## Exercise details
What you output must match the entries exactly, apart from the pictures, which are left out.
◇ ◇ ◇ ◇ ◇ ◇ ◇
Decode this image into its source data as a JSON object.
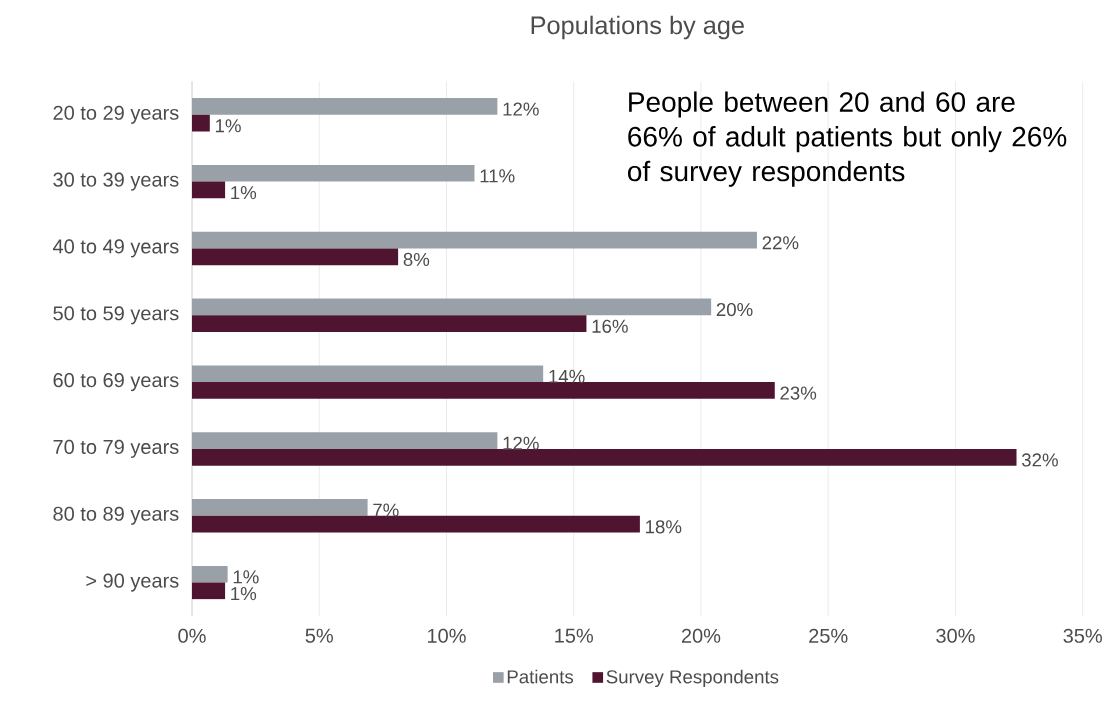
{
  "chart_data": {
    "type": "bar",
    "orientation": "horizontal",
    "title": "Populations by age",
    "categories": [
      "20 to 29 years",
      "30 to 39 years",
      "40 to 49 years",
      "50 to 59 years",
      "60 to 69 years",
      "70 to 79 years",
      "80 to 89 years",
      "> 90 years"
    ],
    "series": [
      {
        "name": "Patients",
        "color": "#9aa0a8",
        "values": [
          12.0,
          11.1,
          22.2,
          20.4,
          13.8,
          12.0,
          6.9,
          1.4
        ],
        "value_labels": [
          "12%",
          "11%",
          "22%",
          "20%",
          "14%",
          "12%",
          "7%",
          "1%"
        ]
      },
      {
        "name": "Survey Respondents",
        "color": "#4f1530",
        "values": [
          0.7,
          1.3,
          8.1,
          15.5,
          22.9,
          32.4,
          17.6,
          1.3
        ],
        "value_labels": [
          "1%",
          "1%",
          "8%",
          "16%",
          "23%",
          "32%",
          "18%",
          "1%"
        ]
      }
    ],
    "xlim": [
      0,
      35
    ],
    "xticks": [
      {
        "value": 0,
        "label": "0%"
      },
      {
        "value": 5,
        "label": "5%"
      },
      {
        "value": 10,
        "label": "10%"
      },
      {
        "value": 15,
        "label": "15%"
      },
      {
        "value": 20,
        "label": "20%"
      },
      {
        "value": 25,
        "label": "25%"
      },
      {
        "value": 30,
        "label": "30%"
      },
      {
        "value": 35,
        "label": "35%"
      }
    ],
    "grid": "x",
    "legend": "bottom",
    "annotations": [
      "People between 20 and 60 are 66% of adult patients but only 26% of survey respondents"
    ]
  }
}
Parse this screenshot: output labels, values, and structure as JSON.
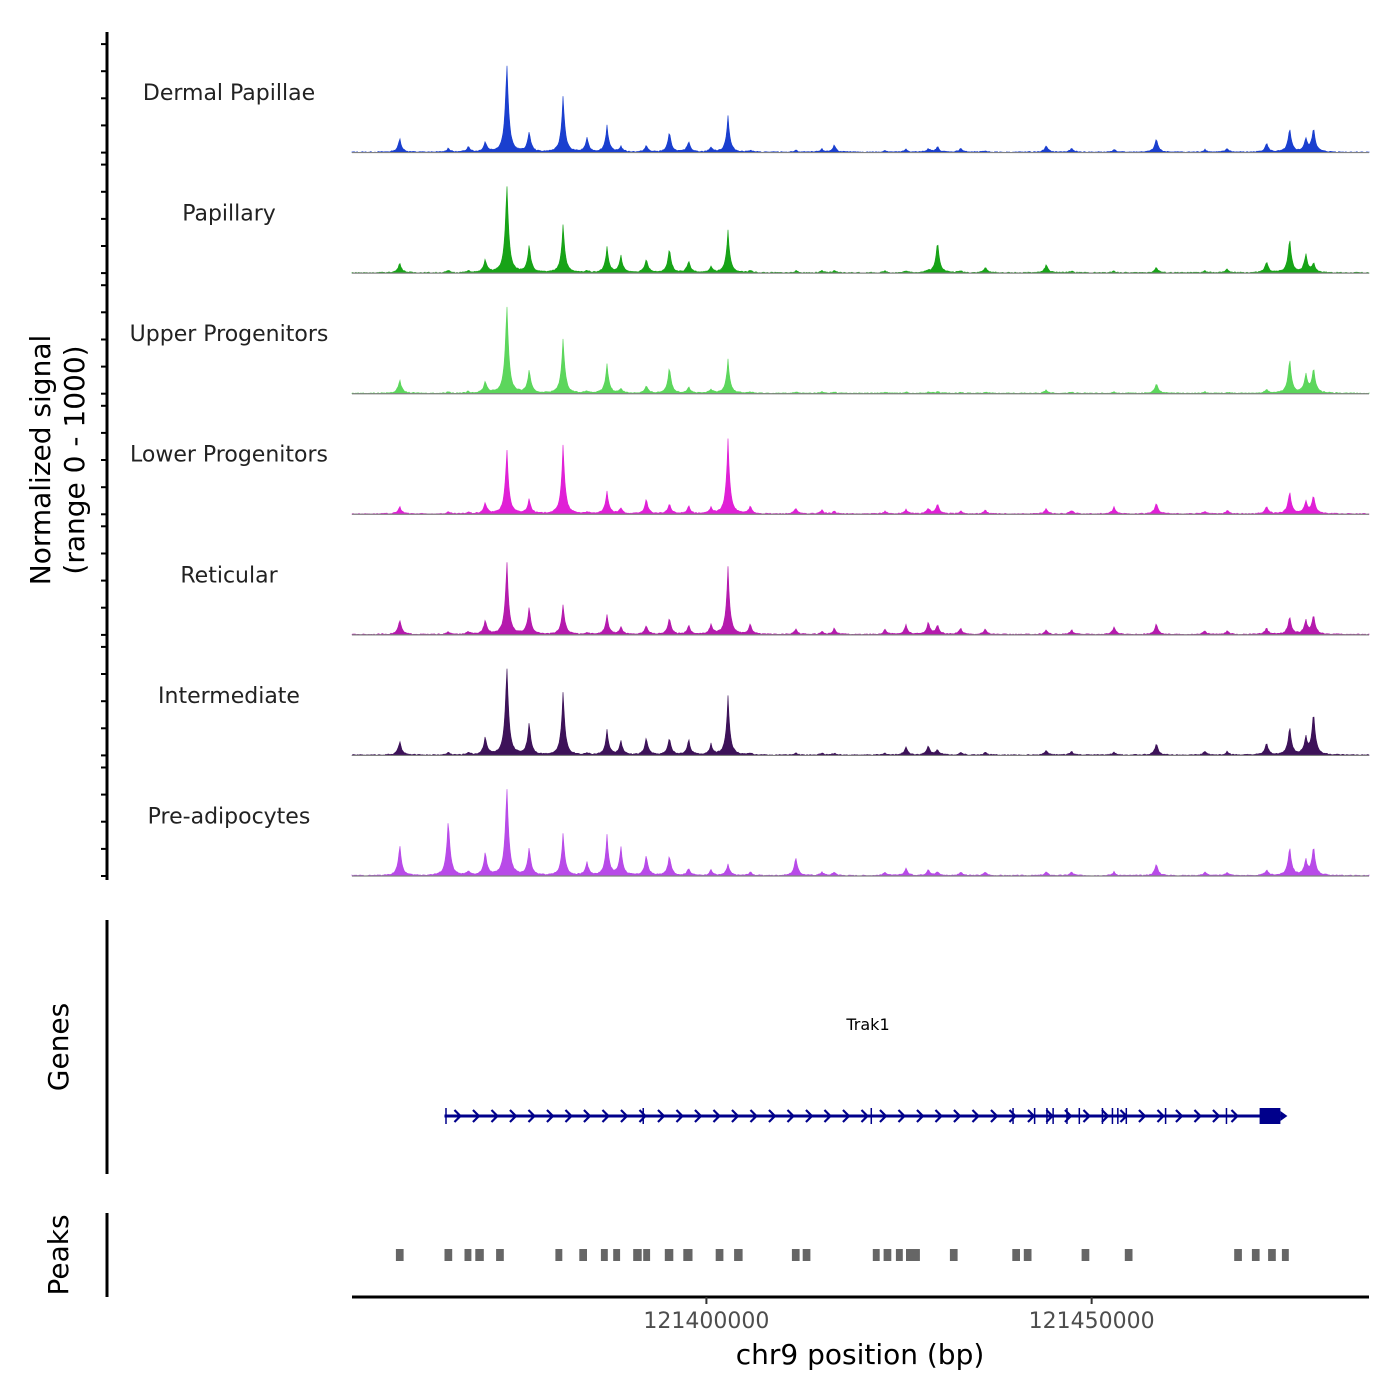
{
  "chart_data": {
    "type": "area",
    "title": "",
    "xlabel": "chr9 position (bp)",
    "ylabel_line1": "Normalized signal",
    "ylabel_line2": "(range 0 - 1000)",
    "xlim": [
      121354000,
      121486000
    ],
    "xticks": [
      121400000,
      121450000
    ],
    "xtick_labels": [
      "121400000",
      "121450000"
    ],
    "ylim": [
      0,
      1000
    ],
    "baseline_color": "#808080",
    "peak_centers": [
      121360200,
      121366500,
      121369100,
      121371300,
      121374100,
      121377000,
      121381400,
      121384500,
      121387100,
      121388900,
      121392200,
      121395200,
      121397700,
      121400600,
      121402800,
      121405700,
      121411600,
      121415000,
      121416600,
      121423200,
      121425900,
      121428800,
      121430000,
      121433000,
      121436200,
      121444100,
      121447400,
      121452900,
      121458400,
      121464700,
      121467600,
      121472700,
      121475700,
      121477800,
      121478800
    ],
    "series": [
      {
        "name": "Dermal Papillae",
        "color": "#1a3fcf",
        "values": [
          150,
          45,
          65,
          110,
          1000,
          220,
          600,
          150,
          280,
          60,
          70,
          220,
          120,
          50,
          380,
          20,
          20,
          30,
          80,
          20,
          30,
          40,
          60,
          45,
          15,
          70,
          40,
          30,
          150,
          30,
          40,
          100,
          260,
          140,
          270
        ]
      },
      {
        "name": "Papillary",
        "color": "#17a317",
        "values": [
          110,
          25,
          20,
          140,
          1000,
          300,
          520,
          20,
          270,
          180,
          150,
          270,
          130,
          60,
          440,
          25,
          20,
          20,
          20,
          20,
          20,
          20,
          350,
          20,
          60,
          90,
          20,
          20,
          60,
          20,
          40,
          120,
          380,
          200,
          100
        ]
      },
      {
        "name": "Upper Progenitors",
        "color": "#5cd65c",
        "values": [
          150,
          20,
          20,
          130,
          1000,
          250,
          590,
          20,
          310,
          50,
          80,
          290,
          70,
          40,
          360,
          15,
          15,
          15,
          15,
          15,
          15,
          15,
          20,
          15,
          15,
          40,
          15,
          15,
          110,
          15,
          15,
          40,
          380,
          200,
          280
        ]
      },
      {
        "name": "Lower Progenitors",
        "color": "#e020d6",
        "values": [
          80,
          20,
          20,
          120,
          700,
          160,
          740,
          20,
          240,
          60,
          160,
          110,
          90,
          60,
          780,
          80,
          60,
          40,
          30,
          30,
          50,
          60,
          110,
          30,
          40,
          60,
          40,
          70,
          120,
          30,
          40,
          80,
          250,
          130,
          200
        ]
      },
      {
        "name": "Reticular",
        "color": "#b51aad",
        "values": [
          160,
          30,
          30,
          160,
          780,
          300,
          320,
          20,
          200,
          80,
          100,
          180,
          100,
          100,
          700,
          110,
          60,
          30,
          70,
          60,
          100,
          130,
          100,
          70,
          60,
          50,
          50,
          80,
          120,
          40,
          40,
          70,
          200,
          150,
          210
        ]
      },
      {
        "name": "Intermediate",
        "color": "#3d1259",
        "values": [
          150,
          30,
          30,
          200,
          1000,
          350,
          680,
          20,
          260,
          150,
          190,
          190,
          170,
          110,
          620,
          20,
          20,
          20,
          20,
          20,
          90,
          100,
          60,
          30,
          30,
          50,
          40,
          30,
          130,
          40,
          40,
          130,
          310,
          180,
          470
        ]
      },
      {
        "name": "Pre-adipocytes",
        "color": "#b84ae8",
        "values": [
          330,
          620,
          40,
          250,
          1000,
          300,
          450,
          140,
          420,
          300,
          220,
          220,
          80,
          60,
          120,
          40,
          200,
          40,
          40,
          40,
          80,
          70,
          40,
          40,
          40,
          40,
          40,
          40,
          130,
          40,
          40,
          60,
          320,
          160,
          320
        ]
      }
    ],
    "genes_track": {
      "label": "Genes",
      "gene_name": "Trak1",
      "color": "#00008b",
      "start": 121366000,
      "end": 121474500,
      "strand": "+",
      "exons": [
        121366200,
        121391800,
        121421400,
        121439800,
        121442600,
        121444200,
        121445000,
        121446800,
        121448400,
        121451400,
        121452700,
        121453400,
        121454500,
        121459600,
        121467500
      ]
    },
    "peaks_track": {
      "label": "Peaks",
      "color": "#666666",
      "peaks": [
        [
          121359700,
          121360700
        ],
        [
          121366000,
          121367000
        ],
        [
          121368600,
          121369500
        ],
        [
          121370000,
          121371100
        ],
        [
          121372700,
          121373700
        ],
        [
          121380400,
          121381300
        ],
        [
          121383500,
          121384500
        ],
        [
          121386300,
          121387200
        ],
        [
          121387900,
          121388800
        ],
        [
          121390500,
          121391600
        ],
        [
          121391800,
          121392700
        ],
        [
          121394600,
          121395700
        ],
        [
          121397000,
          121398200
        ],
        [
          121401200,
          121402200
        ],
        [
          121403600,
          121404700
        ],
        [
          121411100,
          121412100
        ],
        [
          121412500,
          121413500
        ],
        [
          121421600,
          121422500
        ],
        [
          121423000,
          121424000
        ],
        [
          121424600,
          121425500
        ],
        [
          121425900,
          121427700
        ],
        [
          121431600,
          121432600
        ],
        [
          121439700,
          121440700
        ],
        [
          121441200,
          121442200
        ],
        [
          121448700,
          121449700
        ],
        [
          121454300,
          121455300
        ],
        [
          121468500,
          121469500
        ],
        [
          121470800,
          121471800
        ],
        [
          121472900,
          121473900
        ],
        [
          121474700,
          121475600
        ]
      ]
    }
  }
}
◇ ◇ ◇ ◇ ◇ ◇ ◇
## Solution for this task
Decode this image into its source data as a JSON object.
{
  "chart_data": {
    "type": "bar",
    "orientation": "horizontal",
    "title": "Populations by age",
    "categories": [
      "20 to 29 years",
      "30 to 39 years",
      "40 to 49 years",
      "50 to 59 years",
      "60 to 69 years",
      "70 to 79 years",
      "80 to 89 years",
      "> 90 years"
    ],
    "series": [
      {
        "name": "Patients",
        "color": "#9aa0a8",
        "values": [
          12.0,
          11.1,
          22.2,
          20.4,
          13.8,
          12.0,
          6.9,
          1.4
        ],
        "value_labels": [
          "12%",
          "11%",
          "22%",
          "20%",
          "14%",
          "12%",
          "7%",
          "1%"
        ]
      },
      {
        "name": "Survey Respondents",
        "color": "#4f1530",
        "values": [
          0.7,
          1.3,
          8.1,
          15.5,
          22.9,
          32.4,
          17.6,
          1.3
        ],
        "value_labels": [
          "1%",
          "1%",
          "8%",
          "16%",
          "23%",
          "32%",
          "18%",
          "1%"
        ]
      }
    ],
    "xlim": [
      0,
      35
    ],
    "xticks": [
      {
        "value": 0,
        "label": "0%"
      },
      {
        "value": 5,
        "label": "5%"
      },
      {
        "value": 10,
        "label": "10%"
      },
      {
        "value": 15,
        "label": "15%"
      },
      {
        "value": 20,
        "label": "20%"
      },
      {
        "value": 25,
        "label": "25%"
      },
      {
        "value": 30,
        "label": "30%"
      },
      {
        "value": 35,
        "label": "35%"
      }
    ],
    "grid": "x",
    "legend": "bottom",
    "annotations": [
      "People between 20 and 60 are 66% of adult patients but only 26% of survey respondents"
    ]
  }
}
Parse this screenshot: output labels, values, and structure as JSON.
{
  "chart_data": {
    "type": "area",
    "title": "",
    "xlabel": "chr9 position (bp)",
    "ylabel_line1": "Normalized signal",
    "ylabel_line2": "(range 0 - 1000)",
    "xlim": [
      121354000,
      121486000
    ],
    "xticks": [
      121400000,
      121450000
    ],
    "xtick_labels": [
      "121400000",
      "121450000"
    ],
    "ylim": [
      0,
      1000
    ],
    "baseline_color": "#808080",
    "peak_centers": [
      121360200,
      121366500,
      121369100,
      121371300,
      121374100,
      121377000,
      121381400,
      121384500,
      121387100,
      121388900,
      121392200,
      121395200,
      121397700,
      121400600,
      121402800,
      121405700,
      121411600,
      121415000,
      121416600,
      121423200,
      121425900,
      121428800,
      121430000,
      121433000,
      121436200,
      121444100,
      121447400,
      121452900,
      121458400,
      121464700,
      121467600,
      121472700,
      121475700,
      121477800,
      121478800
    ],
    "series": [
      {
        "name": "Dermal Papillae",
        "color": "#1a3fcf",
        "values": [
          150,
          45,
          65,
          110,
          1000,
          220,
          600,
          150,
          280,
          60,
          70,
          220,
          120,
          50,
          380,
          20,
          20,
          30,
          80,
          20,
          30,
          40,
          60,
          45,
          15,
          70,
          40,
          30,
          150,
          30,
          40,
          100,
          260,
          140,
          270
        ]
      },
      {
        "name": "Papillary",
        "color": "#17a317",
        "values": [
          110,
          25,
          20,
          140,
          1000,
          300,
          520,
          20,
          270,
          180,
          150,
          270,
          130,
          60,
          440,
          25,
          20,
          20,
          20,
          20,
          20,
          20,
          350,
          20,
          60,
          90,
          20,
          20,
          60,
          20,
          40,
          120,
          380,
          200,
          100
        ]
      },
      {
        "name": "Upper Progenitors",
        "color": "#5cd65c",
        "values": [
          150,
          20,
          20,
          130,
          1000,
          250,
          590,
          20,
          310,
          50,
          80,
          290,
          70,
          40,
          360,
          15,
          15,
          15,
          15,
          15,
          15,
          15,
          20,
          15,
          15,
          40,
          15,
          15,
          110,
          15,
          15,
          40,
          380,
          200,
          280
        ]
      },
      {
        "name": "Lower Progenitors",
        "color": "#e020d6",
        "values": [
          80,
          20,
          20,
          120,
          700,
          160,
          740,
          20,
          240,
          60,
          160,
          110,
          90,
          60,
          780,
          80,
          60,
          40,
          30,
          30,
          50,
          60,
          110,
          30,
          40,
          60,
          40,
          70,
          120,
          30,
          40,
          80,
          250,
          130,
          200
        ]
      },
      {
        "name": "Reticular",
        "color": "#b51aad",
        "values": [
          160,
          30,
          30,
          160,
          780,
          300,
          320,
          20,
          200,
          80,
          100,
          180,
          100,
          100,
          700,
          110,
          60,
          30,
          70,
          60,
          100,
          130,
          100,
          70,
          60,
          50,
          50,
          80,
          120,
          40,
          40,
          70,
          200,
          150,
          210
        ]
      },
      {
        "name": "Intermediate",
        "color": "#3d1259",
        "values": [
          150,
          30,
          30,
          200,
          1000,
          350,
          680,
          20,
          260,
          150,
          190,
          190,
          170,
          110,
          620,
          20,
          20,
          20,
          20,
          20,
          90,
          100,
          60,
          30,
          30,
          50,
          40,
          30,
          130,
          40,
          40,
          130,
          310,
          180,
          470
        ]
      },
      {
        "name": "Pre-adipocytes",
        "color": "#b84ae8",
        "values": [
          330,
          620,
          40,
          250,
          1000,
          300,
          450,
          140,
          420,
          300,
          220,
          220,
          80,
          60,
          120,
          40,
          200,
          40,
          40,
          40,
          80,
          70,
          40,
          40,
          40,
          40,
          40,
          40,
          130,
          40,
          40,
          60,
          320,
          160,
          320
        ]
      }
    ],
    "genes_track": {
      "label": "Genes",
      "gene_name": "Trak1",
      "color": "#00008b",
      "start": 121366000,
      "end": 121474500,
      "strand": "+",
      "exons": [
        121366200,
        121391800,
        121421400,
        121439800,
        121442600,
        121444200,
        121445000,
        121446800,
        121448400,
        121451400,
        121452700,
        121453400,
        121454500,
        121459600,
        121467500
      ]
    },
    "peaks_track": {
      "label": "Peaks",
      "color": "#666666",
      "peaks": [
        [
          121359700,
          121360700
        ],
        [
          121366000,
          121367000
        ],
        [
          121368600,
          121369500
        ],
        [
          121370000,
          121371100
        ],
        [
          121372700,
          121373700
        ],
        [
          121380400,
          121381300
        ],
        [
          121383500,
          121384500
        ],
        [
          121386300,
          121387200
        ],
        [
          121387900,
          121388800
        ],
        [
          121390500,
          121391600
        ],
        [
          121391800,
          121392700
        ],
        [
          121394600,
          121395700
        ],
        [
          121397000,
          121398200
        ],
        [
          121401200,
          121402200
        ],
        [
          121403600,
          121404700
        ],
        [
          121411100,
          121412100
        ],
        [
          121412500,
          121413500
        ],
        [
          121421600,
          121422500
        ],
        [
          121423000,
          121424000
        ],
        [
          121424600,
          121425500
        ],
        [
          121425900,
          121427700
        ],
        [
          121431600,
          121432600
        ],
        [
          121439700,
          121440700
        ],
        [
          121441200,
          121442200
        ],
        [
          121448700,
          121449700
        ],
        [
          121454300,
          121455300
        ],
        [
          121468500,
          121469500
        ],
        [
          121470800,
          121471800
        ],
        [
          121472900,
          121473900
        ],
        [
          121474700,
          121475600
        ]
      ]
    }
  }
}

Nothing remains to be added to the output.